(Extracted records)
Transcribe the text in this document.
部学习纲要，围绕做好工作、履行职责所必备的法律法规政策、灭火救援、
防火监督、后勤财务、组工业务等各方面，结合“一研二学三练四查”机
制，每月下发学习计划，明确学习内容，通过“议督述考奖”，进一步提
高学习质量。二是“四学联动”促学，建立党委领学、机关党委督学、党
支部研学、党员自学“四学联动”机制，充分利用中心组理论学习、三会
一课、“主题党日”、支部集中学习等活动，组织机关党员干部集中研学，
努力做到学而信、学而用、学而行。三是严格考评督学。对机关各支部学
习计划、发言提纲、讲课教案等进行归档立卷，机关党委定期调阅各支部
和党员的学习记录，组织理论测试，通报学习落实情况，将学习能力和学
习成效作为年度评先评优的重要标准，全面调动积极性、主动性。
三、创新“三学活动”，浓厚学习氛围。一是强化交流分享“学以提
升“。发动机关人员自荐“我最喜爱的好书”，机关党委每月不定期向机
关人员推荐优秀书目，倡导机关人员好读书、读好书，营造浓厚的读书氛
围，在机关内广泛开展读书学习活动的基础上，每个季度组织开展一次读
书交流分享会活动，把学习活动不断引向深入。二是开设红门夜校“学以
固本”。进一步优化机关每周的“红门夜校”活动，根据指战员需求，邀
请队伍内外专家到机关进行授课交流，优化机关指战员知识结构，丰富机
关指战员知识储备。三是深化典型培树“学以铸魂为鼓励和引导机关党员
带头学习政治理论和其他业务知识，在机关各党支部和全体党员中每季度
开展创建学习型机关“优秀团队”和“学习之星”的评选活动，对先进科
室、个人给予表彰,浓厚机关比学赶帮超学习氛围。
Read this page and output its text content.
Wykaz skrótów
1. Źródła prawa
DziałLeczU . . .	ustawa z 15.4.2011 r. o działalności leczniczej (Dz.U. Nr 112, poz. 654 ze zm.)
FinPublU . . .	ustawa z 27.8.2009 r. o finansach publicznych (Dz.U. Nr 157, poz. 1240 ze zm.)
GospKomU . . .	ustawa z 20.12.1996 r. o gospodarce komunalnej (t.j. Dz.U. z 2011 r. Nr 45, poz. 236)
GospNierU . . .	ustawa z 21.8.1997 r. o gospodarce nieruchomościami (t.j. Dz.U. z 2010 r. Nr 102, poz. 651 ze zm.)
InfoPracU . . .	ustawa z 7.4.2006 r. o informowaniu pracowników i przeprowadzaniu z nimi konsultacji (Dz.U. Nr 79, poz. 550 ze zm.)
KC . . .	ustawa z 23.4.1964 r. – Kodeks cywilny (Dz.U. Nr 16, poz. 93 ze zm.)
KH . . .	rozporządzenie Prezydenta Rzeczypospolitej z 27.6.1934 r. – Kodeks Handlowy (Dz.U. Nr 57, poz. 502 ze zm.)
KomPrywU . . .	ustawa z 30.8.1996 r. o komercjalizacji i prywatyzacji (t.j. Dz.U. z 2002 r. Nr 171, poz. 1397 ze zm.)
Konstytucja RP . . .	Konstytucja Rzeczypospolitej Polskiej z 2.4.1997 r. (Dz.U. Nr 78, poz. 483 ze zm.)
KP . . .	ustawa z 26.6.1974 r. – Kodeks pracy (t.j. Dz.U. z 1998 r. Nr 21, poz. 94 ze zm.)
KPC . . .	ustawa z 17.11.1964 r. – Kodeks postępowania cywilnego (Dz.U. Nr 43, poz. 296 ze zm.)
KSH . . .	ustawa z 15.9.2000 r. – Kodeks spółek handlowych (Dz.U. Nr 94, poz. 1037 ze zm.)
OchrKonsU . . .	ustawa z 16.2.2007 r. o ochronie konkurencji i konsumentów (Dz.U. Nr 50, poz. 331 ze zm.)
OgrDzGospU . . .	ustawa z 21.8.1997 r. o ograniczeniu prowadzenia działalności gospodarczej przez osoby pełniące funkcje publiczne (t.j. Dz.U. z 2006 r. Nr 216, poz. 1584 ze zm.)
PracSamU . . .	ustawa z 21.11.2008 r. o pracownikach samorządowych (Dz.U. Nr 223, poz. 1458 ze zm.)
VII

### [Given exercise]
From the listing above, reproduce all the lines exactly.

### [Task output]
Transcribe the text in this document.
部学习纲要，围绕做好工作、履行职责所必备的法律法规政策、灭火救援、
防火监督、后勤财务、组工业务等各方面，结合“一研二学三练四查”机
制，每月下发学习计划，明确学习内容，通过“议督述考奖”，进一步提
高学习质量。二是“四学联动”促学，建立党委领学、机关党委督学、党
支部研学、党员自学“四学联动”机制，充分利用中心组理论学习、三会
一课、“主题党日”、支部集中学习等活动，组织机关党员干部集中研学，
努力做到学而信、学而用、学而行。三是严格考评督学。对机关各支部学
习计划、发言提纲、讲课教案等进行归档立卷，机关党委定期调阅各支部
和党员的学习记录，组织理论测试，通报学习落实情况，将学习能力和学
习成效作为年度评先评优的重要标准，全面调动积极性、主动性。
三、创新“三学活动”，浓厚学习氛围。一是强化交流分享“学以提
升“。发动机关人员自荐“我最喜爱的好书”，机关党委每月不定期向机
关人员推荐优秀书目，倡导机关人员好读书、读好书，营造浓厚的读书氛
围，在机关内广泛开展读书学习活动的基础上，每个季度组织开展一次读
书交流分享会活动，把学习活动不断引向深入。二是开设红门夜校“学以
固本”。进一步优化机关每周的“红门夜校”活动，根据指战员需求，邀
请队伍内外专家到机关进行授课交流，优化机关指战员知识结构，丰富机
关指战员知识储备。三是深化典型培树“学以铸魂为鼓励和引导机关党员
带头学习政治理论和其他业务知识，在机关各党支部和全体党员中每季度
开展创建学习型机关“优秀团队”和“学习之星”的评选活动，对先进科
室、个人给予表彰,浓厚机关比学赶帮超学习氛围。
Read this page and output its text content.
Wykaz skrótów
1. Źródła prawa
DziałLeczU . . .	ustawa z 15.4.2011 r. o działalności leczniczej (Dz.U. Nr 112, poz. 654 ze zm.)
FinPublU . . .	ustawa z 27.8.2009 r. o finansach publicznych (Dz.U. Nr 157, poz. 1240 ze zm.)
GospKomU . . .	ustawa z 20.12.1996 r. o gospodarce komunalnej (t.j. Dz.U. z 2011 r. Nr 45, poz. 236)
GospNierU . . .	ustawa z 21.8.1997 r. o gospodarce nieruchomościami (t.j. Dz.U. z 2010 r. Nr 102, poz. 651 ze zm.)
InfoPracU . . .	ustawa z 7.4.2006 r. o informowaniu pracowników i przeprowadzaniu z nimi konsultacji (Dz.U. Nr 79, poz. 550 ze zm.)
KC . . .	ustawa z 23.4.1964 r. – Kodeks cywilny (Dz.U. Nr 16, poz. 93 ze zm.)
KH . . .	rozporządzenie Prezydenta Rzeczypospolitej z 27.6.1934 r. – Kodeks Handlowy (Dz.U. Nr 57, poz. 502 ze zm.)
KomPrywU . . .	ustawa z 30.8.1996 r. o komercjalizacji i prywatyzacji (t.j. Dz.U. z 2002 r. Nr 171, poz. 1397 ze zm.)
Konstytucja RP . . .	Konstytucja Rzeczypospolitej Polskiej z 2.4.1997 r. (Dz.U. Nr 78, poz. 483 ze zm.)
KP . . .	ustawa z 26.6.1974 r. – Kodeks pracy (t.j. Dz.U. z 1998 r. Nr 21, poz. 94 ze zm.)
KPC . . .	ustawa z 17.11.1964 r. – Kodeks postępowania cywilnego (Dz.U. Nr 43, poz. 296 ze zm.)
KSH . . .	ustawa z 15.9.2000 r. – Kodeks spółek handlowych (Dz.U. Nr 94, poz. 1037 ze zm.)
OchrKonsU . . .	ustawa z 16.2.2007 r. o ochronie konkurencji i konsumentów (Dz.U. Nr 50, poz. 331 ze zm.)
OgrDzGospU . . .	ustawa z 21.8.1997 r. o ograniczeniu prowadzenia działalności gospodarczej przez osoby pełniące funkcje publiczne (t.j. Dz.U. z 2006 r. Nr 216, poz. 1584 ze zm.)
PracSamU . . .	ustawa z 21.11.2008 r. o pracownikach samorządowych (Dz.U. Nr 223, poz. 1458 ze zm.)
VII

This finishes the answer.